Copy out each of the following lines word for word, keeping every character unchanged.
--- start Entries ---
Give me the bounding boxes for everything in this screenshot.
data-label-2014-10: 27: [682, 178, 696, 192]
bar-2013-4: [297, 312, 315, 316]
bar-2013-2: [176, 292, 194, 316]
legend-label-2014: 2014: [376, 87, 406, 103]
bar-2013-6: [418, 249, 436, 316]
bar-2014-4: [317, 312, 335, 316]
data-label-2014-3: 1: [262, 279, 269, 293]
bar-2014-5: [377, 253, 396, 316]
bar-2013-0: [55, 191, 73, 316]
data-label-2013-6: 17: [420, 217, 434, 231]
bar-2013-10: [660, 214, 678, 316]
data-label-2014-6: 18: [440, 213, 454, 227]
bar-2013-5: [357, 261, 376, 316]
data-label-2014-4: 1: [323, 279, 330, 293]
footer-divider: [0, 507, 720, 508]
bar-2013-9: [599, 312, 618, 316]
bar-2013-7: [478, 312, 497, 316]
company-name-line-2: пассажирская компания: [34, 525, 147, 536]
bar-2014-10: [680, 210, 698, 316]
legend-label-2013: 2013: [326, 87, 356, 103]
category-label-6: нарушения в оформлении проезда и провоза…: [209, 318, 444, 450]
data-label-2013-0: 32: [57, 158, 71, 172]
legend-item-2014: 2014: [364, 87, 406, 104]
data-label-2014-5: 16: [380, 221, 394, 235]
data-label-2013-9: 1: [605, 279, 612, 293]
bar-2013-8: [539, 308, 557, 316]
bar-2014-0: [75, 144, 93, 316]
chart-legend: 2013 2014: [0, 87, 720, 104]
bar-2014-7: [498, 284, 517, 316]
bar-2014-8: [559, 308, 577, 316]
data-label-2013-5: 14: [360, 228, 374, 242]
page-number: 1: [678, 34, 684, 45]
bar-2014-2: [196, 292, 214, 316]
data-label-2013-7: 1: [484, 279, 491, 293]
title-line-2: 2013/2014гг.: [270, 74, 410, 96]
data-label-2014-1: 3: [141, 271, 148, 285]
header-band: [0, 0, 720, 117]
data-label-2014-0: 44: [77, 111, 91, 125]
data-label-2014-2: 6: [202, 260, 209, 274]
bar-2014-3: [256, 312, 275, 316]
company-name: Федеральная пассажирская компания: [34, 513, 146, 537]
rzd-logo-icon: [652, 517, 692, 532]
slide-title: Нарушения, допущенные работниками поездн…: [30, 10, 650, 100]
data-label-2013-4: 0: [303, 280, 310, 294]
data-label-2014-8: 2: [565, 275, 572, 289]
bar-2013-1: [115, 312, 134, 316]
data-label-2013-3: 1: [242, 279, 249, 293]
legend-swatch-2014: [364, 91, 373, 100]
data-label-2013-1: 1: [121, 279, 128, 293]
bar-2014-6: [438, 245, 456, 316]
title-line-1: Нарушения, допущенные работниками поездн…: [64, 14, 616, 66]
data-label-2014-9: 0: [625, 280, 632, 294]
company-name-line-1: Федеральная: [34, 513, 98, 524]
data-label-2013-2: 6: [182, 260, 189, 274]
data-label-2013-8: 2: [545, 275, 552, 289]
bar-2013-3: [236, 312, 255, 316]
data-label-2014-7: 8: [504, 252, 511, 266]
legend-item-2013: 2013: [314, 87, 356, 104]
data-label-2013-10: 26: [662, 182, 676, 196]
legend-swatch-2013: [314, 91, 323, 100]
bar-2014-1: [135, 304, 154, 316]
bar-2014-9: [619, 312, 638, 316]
--- end Entries ---
Answer to this problem:
Give me the bounding boxes for everything in this screenshot.
data-label-2014-10: 27: [682, 178, 696, 192]
bar-2013-4: [297, 312, 315, 316]
bar-2013-2: [176, 292, 194, 316]
legend-label-2014: 2014: [376, 87, 406, 103]
bar-2013-6: [418, 249, 436, 316]
bar-2014-4: [317, 312, 335, 316]
data-label-2014-3: 1: [262, 279, 269, 293]
bar-2014-5: [377, 253, 396, 316]
bar-2013-0: [55, 191, 73, 316]
data-label-2013-6: 17: [420, 217, 434, 231]
bar-2013-10: [660, 214, 678, 316]
data-label-2014-6: 18: [440, 213, 454, 227]
bar-2013-5: [357, 261, 376, 316]
data-label-2014-4: 1: [323, 279, 330, 293]
footer-divider: [0, 507, 720, 508]
bar-2013-9: [599, 312, 618, 316]
bar-2013-7: [478, 312, 497, 316]
company-name-line-2: пассажирская компания: [34, 525, 147, 536]
bar-2014-10: [680, 210, 698, 316]
legend-label-2013: 2013: [326, 87, 356, 103]
category-label-6: нарушения в оформлении проезда и провоза…: [209, 318, 444, 450]
data-label-2013-0: 32: [57, 158, 71, 172]
legend-item-2014: 2014: [364, 87, 406, 104]
data-label-2014-5: 16: [380, 221, 394, 235]
data-label-2013-9: 1: [605, 279, 612, 293]
bar-2013-8: [539, 308, 557, 316]
bar-2014-0: [75, 144, 93, 316]
chart-legend: 2013 2014: [0, 87, 720, 104]
bar-2014-7: [498, 284, 517, 316]
bar-2014-8: [559, 308, 577, 316]
data-label-2013-5: 14: [360, 228, 374, 242]
page-number: 1: [678, 34, 684, 45]
bar-2014-2: [196, 292, 214, 316]
data-label-2013-7: 1: [484, 279, 491, 293]
title-line-2: 2013/2014гг.: [270, 74, 410, 96]
data-label-2014-1: 3: [141, 271, 148, 285]
header-band: [0, 0, 720, 117]
data-label-2014-0: 44: [77, 111, 91, 125]
data-label-2014-2: 6: [202, 260, 209, 274]
bar-2014-3: [256, 312, 275, 316]
company-name: Федеральная пассажирская компания: [34, 513, 146, 537]
rzd-logo-icon: [652, 517, 692, 532]
slide-title: Нарушения, допущенные работниками поездн…: [30, 10, 650, 100]
data-label-2013-4: 0: [303, 280, 310, 294]
data-label-2014-8: 2: [565, 275, 572, 289]
bar-2013-1: [115, 312, 134, 316]
data-label-2013-3: 1: [242, 279, 249, 293]
legend-swatch-2014: [364, 91, 373, 100]
data-label-2013-1: 1: [121, 279, 128, 293]
bar-2014-6: [438, 245, 456, 316]
title-line-1: Нарушения, допущенные работниками поездн…: [64, 14, 616, 66]
data-label-2014-9: 0: [625, 280, 632, 294]
company-name-line-1: Федеральная: [34, 513, 98, 524]
data-label-2013-2: 6: [182, 260, 189, 274]
data-label-2013-8: 2: [545, 275, 552, 289]
bar-2013-3: [236, 312, 255, 316]
data-label-2014-7: 8: [504, 252, 511, 266]
legend-item-2013: 2013: [314, 87, 356, 104]
data-label-2013-10: 26: [662, 182, 676, 196]
legend-swatch-2013: [314, 91, 323, 100]
bar-2014-1: [135, 304, 154, 316]
bar-2014-9: [619, 312, 638, 316]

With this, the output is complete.